**Task statement:**
Wherever a line below holds the word "Create", copy that line.

**Task material:**
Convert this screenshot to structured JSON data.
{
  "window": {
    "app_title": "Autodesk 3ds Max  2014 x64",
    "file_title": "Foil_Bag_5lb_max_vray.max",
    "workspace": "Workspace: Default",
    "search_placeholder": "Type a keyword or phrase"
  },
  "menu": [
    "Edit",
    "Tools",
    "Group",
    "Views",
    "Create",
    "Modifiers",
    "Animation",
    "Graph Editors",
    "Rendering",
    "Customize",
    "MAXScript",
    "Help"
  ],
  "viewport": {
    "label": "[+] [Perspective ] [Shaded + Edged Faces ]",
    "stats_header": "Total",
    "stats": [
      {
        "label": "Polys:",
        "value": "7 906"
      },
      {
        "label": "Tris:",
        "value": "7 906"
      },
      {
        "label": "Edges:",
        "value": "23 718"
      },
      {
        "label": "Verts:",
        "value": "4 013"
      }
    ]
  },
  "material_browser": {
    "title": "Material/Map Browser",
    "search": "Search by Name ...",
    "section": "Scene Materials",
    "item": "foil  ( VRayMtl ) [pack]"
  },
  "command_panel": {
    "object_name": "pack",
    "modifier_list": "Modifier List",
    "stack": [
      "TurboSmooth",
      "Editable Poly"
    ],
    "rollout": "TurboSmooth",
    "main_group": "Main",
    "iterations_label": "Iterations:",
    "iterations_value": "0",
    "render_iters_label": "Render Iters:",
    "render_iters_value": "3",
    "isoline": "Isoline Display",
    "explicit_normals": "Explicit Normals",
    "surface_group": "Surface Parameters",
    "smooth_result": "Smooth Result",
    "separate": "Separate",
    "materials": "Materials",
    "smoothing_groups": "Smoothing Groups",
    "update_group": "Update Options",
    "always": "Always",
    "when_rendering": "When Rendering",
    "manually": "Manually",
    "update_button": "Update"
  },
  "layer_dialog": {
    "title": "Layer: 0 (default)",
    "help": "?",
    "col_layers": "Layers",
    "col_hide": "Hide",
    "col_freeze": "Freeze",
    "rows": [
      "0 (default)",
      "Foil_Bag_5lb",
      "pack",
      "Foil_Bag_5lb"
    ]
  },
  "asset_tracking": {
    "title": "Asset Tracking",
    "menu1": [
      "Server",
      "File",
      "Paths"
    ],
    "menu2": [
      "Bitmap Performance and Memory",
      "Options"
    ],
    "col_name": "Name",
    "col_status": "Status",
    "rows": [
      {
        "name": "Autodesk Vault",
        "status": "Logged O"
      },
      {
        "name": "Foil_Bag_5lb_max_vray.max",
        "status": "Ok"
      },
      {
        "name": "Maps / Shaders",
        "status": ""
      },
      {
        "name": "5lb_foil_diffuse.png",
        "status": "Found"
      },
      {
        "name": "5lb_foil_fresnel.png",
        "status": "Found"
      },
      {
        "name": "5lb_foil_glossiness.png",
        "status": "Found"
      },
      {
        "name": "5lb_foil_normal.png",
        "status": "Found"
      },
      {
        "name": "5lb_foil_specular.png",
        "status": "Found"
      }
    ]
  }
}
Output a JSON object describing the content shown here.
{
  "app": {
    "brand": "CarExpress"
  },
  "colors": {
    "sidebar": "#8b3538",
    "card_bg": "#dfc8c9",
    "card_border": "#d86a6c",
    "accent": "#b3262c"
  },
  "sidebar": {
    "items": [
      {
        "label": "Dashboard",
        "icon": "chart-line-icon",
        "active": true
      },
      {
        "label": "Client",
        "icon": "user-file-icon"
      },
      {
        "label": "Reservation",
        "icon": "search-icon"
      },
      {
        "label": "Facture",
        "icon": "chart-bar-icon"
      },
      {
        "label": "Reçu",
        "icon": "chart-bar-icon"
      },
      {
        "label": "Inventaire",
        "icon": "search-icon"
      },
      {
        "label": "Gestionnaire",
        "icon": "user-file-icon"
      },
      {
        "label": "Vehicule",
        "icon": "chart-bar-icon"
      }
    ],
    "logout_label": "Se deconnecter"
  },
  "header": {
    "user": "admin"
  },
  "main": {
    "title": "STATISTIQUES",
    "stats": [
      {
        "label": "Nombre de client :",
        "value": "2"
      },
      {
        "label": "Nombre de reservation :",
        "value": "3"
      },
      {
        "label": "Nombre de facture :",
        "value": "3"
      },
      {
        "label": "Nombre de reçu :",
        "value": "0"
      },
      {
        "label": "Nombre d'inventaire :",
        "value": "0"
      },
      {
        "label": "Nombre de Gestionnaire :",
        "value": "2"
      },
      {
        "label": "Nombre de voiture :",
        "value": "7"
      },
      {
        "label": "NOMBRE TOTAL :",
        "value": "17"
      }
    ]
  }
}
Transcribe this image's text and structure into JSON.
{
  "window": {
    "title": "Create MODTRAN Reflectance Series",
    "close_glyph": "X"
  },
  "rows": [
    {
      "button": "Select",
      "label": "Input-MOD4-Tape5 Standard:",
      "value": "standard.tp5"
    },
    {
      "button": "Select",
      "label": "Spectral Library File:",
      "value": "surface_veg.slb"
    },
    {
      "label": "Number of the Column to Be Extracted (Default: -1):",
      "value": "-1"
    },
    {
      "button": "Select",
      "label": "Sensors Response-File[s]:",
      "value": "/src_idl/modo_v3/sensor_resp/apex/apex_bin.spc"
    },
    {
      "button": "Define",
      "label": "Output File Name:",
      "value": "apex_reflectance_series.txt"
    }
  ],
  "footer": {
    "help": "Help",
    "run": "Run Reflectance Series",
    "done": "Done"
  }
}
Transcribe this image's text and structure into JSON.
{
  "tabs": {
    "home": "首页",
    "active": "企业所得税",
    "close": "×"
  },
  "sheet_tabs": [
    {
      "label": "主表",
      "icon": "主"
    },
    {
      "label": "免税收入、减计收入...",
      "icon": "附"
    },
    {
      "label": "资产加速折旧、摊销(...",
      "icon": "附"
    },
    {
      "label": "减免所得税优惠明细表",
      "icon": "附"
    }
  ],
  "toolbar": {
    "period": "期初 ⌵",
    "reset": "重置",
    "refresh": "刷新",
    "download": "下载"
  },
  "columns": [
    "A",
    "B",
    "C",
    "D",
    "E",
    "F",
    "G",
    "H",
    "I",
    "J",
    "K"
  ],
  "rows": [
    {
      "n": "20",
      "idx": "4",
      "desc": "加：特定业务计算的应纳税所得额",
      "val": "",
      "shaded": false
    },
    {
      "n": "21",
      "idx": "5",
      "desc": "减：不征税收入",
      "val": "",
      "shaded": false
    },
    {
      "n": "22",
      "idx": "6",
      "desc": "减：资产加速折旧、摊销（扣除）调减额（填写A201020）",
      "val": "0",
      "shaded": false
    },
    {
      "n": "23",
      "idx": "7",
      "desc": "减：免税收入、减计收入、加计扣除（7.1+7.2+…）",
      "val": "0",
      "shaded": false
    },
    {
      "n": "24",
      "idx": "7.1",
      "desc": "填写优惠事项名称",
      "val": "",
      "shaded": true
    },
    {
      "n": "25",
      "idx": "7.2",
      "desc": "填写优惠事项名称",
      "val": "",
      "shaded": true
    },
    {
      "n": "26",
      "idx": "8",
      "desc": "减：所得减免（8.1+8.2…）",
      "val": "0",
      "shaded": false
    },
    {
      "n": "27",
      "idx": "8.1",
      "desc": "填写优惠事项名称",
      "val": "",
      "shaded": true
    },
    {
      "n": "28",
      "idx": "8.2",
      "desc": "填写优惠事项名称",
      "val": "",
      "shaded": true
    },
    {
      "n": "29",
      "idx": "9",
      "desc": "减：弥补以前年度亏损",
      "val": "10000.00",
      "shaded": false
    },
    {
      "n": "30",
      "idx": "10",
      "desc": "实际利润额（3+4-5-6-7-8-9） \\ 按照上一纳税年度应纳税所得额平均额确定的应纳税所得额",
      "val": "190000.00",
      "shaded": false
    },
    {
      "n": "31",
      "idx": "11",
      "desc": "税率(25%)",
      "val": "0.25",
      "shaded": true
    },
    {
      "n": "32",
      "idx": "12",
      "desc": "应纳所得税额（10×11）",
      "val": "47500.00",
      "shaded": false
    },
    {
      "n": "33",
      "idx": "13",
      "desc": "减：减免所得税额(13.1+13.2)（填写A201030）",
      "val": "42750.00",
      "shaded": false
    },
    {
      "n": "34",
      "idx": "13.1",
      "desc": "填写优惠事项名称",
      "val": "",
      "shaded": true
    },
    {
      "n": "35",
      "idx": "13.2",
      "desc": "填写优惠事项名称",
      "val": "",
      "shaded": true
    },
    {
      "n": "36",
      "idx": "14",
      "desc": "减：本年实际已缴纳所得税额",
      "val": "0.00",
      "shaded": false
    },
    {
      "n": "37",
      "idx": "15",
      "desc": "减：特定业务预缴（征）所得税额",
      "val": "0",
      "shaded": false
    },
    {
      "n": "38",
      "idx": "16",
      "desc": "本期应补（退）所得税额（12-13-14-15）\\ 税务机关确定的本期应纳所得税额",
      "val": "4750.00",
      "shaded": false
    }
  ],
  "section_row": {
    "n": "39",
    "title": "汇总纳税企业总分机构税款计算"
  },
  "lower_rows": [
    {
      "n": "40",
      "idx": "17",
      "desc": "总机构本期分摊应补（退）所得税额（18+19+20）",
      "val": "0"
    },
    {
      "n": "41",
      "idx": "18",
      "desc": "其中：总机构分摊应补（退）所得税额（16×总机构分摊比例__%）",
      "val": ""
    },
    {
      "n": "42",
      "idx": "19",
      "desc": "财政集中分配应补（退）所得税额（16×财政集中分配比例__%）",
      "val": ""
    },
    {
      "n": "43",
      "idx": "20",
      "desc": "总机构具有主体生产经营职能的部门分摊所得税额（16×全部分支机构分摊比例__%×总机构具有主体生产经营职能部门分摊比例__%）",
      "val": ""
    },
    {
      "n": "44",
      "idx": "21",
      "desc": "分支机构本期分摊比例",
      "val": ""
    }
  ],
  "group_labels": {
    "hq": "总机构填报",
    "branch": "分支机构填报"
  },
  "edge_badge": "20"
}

**Task response:**
    "Create",
    "title": "Create MODTRAN Reflectance Series",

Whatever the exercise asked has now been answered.